* [TASK STATEMENT] Repeat every record below exactly, leaving out the pictures.

* [DATA SUPPLIED]
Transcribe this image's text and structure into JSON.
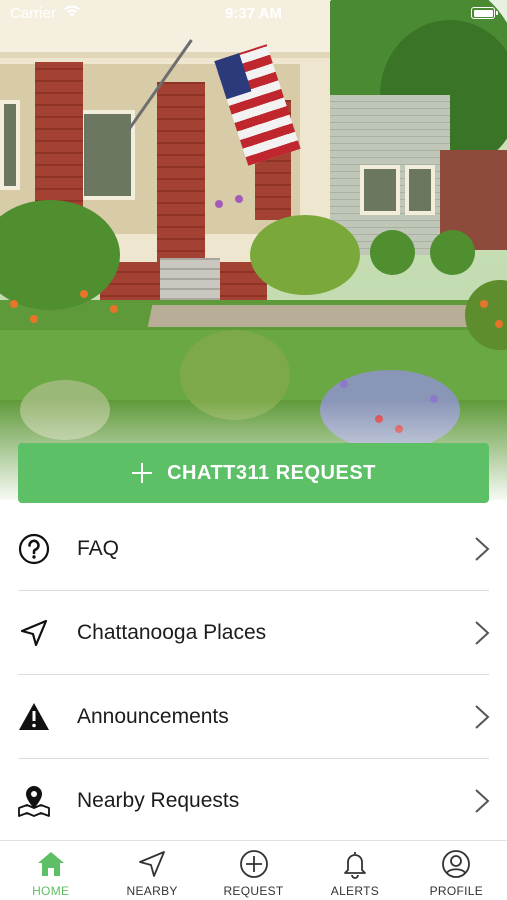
{
  "status_bar": {
    "carrier": "Carrier",
    "time": "9:37 AM",
    "wifi_icon": "wifi-icon",
    "battery_icon": "battery-icon"
  },
  "hero": {
    "image": "house-porch-garden-photo"
  },
  "request_button": {
    "label": "CHATT311 REQUEST",
    "icon": "plus-icon",
    "color": "#5dbf66"
  },
  "menu": {
    "items": [
      {
        "label": "FAQ",
        "icon": "question-circle-icon"
      },
      {
        "label": "Chattanooga Places",
        "icon": "navigation-arrow-icon"
      },
      {
        "label": "Announcements",
        "icon": "warning-triangle-icon"
      },
      {
        "label": "Nearby Requests",
        "icon": "map-pin-icon"
      }
    ],
    "chevron_icon": "chevron-right-icon"
  },
  "tab_bar": {
    "active_color": "#5dbf66",
    "tabs": [
      {
        "label": "HOME",
        "icon": "home-icon",
        "active": true
      },
      {
        "label": "NEARBY",
        "icon": "navigation-arrow-icon",
        "active": false
      },
      {
        "label": "REQUEST",
        "icon": "plus-circle-icon",
        "active": false
      },
      {
        "label": "ALERTS",
        "icon": "bell-icon",
        "active": false
      },
      {
        "label": "PROFILE",
        "icon": "user-circle-icon",
        "active": false
      }
    ]
  }
}
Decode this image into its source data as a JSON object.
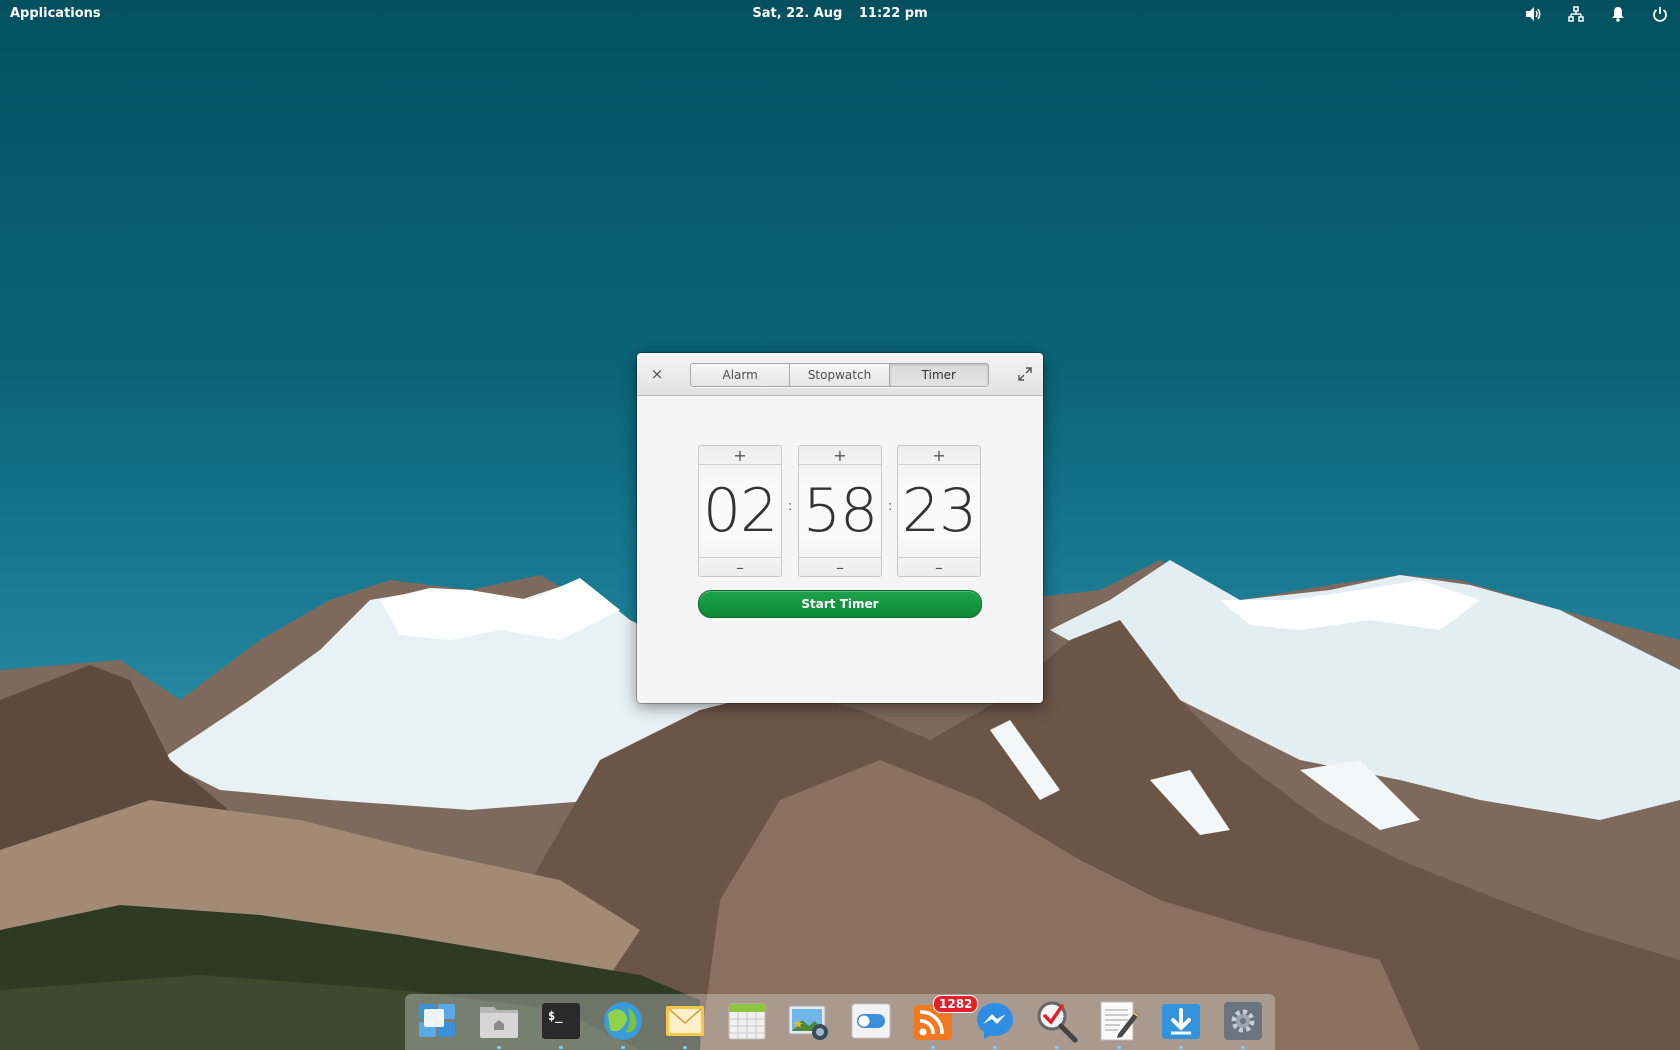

* [ANSWER TO THIS TASK]
Transcribe this image's text and structure into JSON.
{
  "status_bar": {
    "carrier": "Carrier",
    "time": "9:37 AM",
    "wifi_icon": "wifi-icon",
    "battery_icon": "battery-icon"
  },
  "hero": {
    "image": "house-porch-garden-photo"
  },
  "request_button": {
    "label": "CHATT311 REQUEST",
    "icon": "plus-icon",
    "color": "#5dbf66"
  },
  "menu": {
    "items": [
      {
        "label": "FAQ",
        "icon": "question-circle-icon"
      },
      {
        "label": "Chattanooga Places",
        "icon": "navigation-arrow-icon"
      },
      {
        "label": "Announcements",
        "icon": "warning-triangle-icon"
      },
      {
        "label": "Nearby Requests",
        "icon": "map-pin-icon"
      }
    ],
    "chevron_icon": "chevron-right-icon"
  },
  "tab_bar": {
    "active_color": "#5dbf66",
    "tabs": [
      {
        "label": "HOME",
        "icon": "home-icon",
        "active": true
      },
      {
        "label": "NEARBY",
        "icon": "navigation-arrow-icon",
        "active": false
      },
      {
        "label": "REQUEST",
        "icon": "plus-circle-icon",
        "active": false
      },
      {
        "label": "ALERTS",
        "icon": "bell-icon",
        "active": false
      },
      {
        "label": "PROFILE",
        "icon": "user-circle-icon",
        "active": false
      }
    ]
  }
}
Decode this image into its source data as a JSON object.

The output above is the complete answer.